STATED PROBLEM:
Go through the records and show each line where the word "color" occurs.

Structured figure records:
* BEGIN *
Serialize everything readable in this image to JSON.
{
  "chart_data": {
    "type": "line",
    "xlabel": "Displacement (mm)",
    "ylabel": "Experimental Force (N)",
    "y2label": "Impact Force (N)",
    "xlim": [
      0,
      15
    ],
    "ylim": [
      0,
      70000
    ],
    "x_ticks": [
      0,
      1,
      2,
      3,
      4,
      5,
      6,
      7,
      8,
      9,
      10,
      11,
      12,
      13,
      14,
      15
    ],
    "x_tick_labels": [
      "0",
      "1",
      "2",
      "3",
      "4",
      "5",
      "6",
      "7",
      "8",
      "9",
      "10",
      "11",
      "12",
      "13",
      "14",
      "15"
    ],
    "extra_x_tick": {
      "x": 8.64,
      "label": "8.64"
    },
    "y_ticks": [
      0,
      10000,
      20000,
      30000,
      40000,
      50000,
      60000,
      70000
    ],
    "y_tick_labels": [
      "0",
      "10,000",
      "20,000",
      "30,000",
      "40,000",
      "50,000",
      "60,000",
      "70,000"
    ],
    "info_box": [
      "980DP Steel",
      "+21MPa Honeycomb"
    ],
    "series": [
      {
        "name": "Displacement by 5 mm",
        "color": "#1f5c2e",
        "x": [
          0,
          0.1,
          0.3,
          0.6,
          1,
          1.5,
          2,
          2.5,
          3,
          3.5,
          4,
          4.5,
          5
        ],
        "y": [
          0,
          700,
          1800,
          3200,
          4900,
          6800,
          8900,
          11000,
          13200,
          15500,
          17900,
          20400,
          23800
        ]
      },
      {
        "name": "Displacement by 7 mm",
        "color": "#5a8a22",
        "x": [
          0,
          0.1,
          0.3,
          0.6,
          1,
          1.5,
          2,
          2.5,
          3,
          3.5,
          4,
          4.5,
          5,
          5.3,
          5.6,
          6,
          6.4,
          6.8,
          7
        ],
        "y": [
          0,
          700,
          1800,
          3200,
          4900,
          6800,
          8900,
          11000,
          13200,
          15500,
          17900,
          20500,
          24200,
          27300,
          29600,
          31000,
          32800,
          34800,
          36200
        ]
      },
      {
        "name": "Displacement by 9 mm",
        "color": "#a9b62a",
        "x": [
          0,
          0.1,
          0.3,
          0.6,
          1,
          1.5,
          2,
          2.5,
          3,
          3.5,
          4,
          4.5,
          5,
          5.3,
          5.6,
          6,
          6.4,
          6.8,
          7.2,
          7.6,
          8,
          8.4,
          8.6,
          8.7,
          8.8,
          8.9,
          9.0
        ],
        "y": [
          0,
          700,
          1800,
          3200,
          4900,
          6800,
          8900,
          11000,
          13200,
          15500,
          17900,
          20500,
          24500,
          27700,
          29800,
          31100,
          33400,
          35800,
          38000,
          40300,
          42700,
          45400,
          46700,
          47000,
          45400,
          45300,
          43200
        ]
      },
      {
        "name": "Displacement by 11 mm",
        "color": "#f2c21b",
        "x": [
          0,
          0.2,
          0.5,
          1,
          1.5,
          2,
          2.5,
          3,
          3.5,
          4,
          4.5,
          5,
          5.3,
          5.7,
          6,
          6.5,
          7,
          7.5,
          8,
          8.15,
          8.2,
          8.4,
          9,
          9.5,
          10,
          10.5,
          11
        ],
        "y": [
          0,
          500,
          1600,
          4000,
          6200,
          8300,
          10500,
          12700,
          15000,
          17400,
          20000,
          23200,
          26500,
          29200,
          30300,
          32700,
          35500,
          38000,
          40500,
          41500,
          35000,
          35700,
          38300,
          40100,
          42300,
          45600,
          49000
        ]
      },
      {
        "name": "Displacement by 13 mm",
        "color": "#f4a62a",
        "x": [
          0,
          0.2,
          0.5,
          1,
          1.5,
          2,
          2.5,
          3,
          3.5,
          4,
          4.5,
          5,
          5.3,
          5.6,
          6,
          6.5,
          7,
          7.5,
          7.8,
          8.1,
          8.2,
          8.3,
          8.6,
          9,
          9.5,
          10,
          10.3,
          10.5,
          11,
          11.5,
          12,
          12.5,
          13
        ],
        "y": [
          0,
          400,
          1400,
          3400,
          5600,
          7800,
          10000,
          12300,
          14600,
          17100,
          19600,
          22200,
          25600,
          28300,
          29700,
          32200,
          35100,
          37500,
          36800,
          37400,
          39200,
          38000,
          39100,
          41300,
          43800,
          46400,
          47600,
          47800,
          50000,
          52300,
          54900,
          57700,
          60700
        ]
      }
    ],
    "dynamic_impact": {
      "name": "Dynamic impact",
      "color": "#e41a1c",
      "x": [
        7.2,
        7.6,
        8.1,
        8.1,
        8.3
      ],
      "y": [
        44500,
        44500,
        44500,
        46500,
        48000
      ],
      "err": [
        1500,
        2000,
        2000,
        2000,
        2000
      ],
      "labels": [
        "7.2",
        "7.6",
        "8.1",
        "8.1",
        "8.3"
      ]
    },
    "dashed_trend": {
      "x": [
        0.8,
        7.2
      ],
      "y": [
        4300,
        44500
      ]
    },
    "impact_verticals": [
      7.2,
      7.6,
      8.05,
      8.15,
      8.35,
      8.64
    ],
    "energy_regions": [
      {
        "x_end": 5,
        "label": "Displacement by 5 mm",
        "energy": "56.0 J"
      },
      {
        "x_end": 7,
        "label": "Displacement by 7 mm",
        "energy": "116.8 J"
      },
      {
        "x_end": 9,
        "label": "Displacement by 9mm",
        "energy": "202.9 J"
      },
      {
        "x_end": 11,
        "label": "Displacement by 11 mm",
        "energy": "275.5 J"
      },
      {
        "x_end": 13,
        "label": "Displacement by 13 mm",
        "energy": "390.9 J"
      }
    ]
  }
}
* END *
SOLUTION FOR THIS TASK:
        "color": "#1f5c2e",
        "color": "#5a8a22",
        "color": "#a9b62a",
        "color": "#f2c21b",
        "color": "#f4a62a",
      "color": "#e41a1c",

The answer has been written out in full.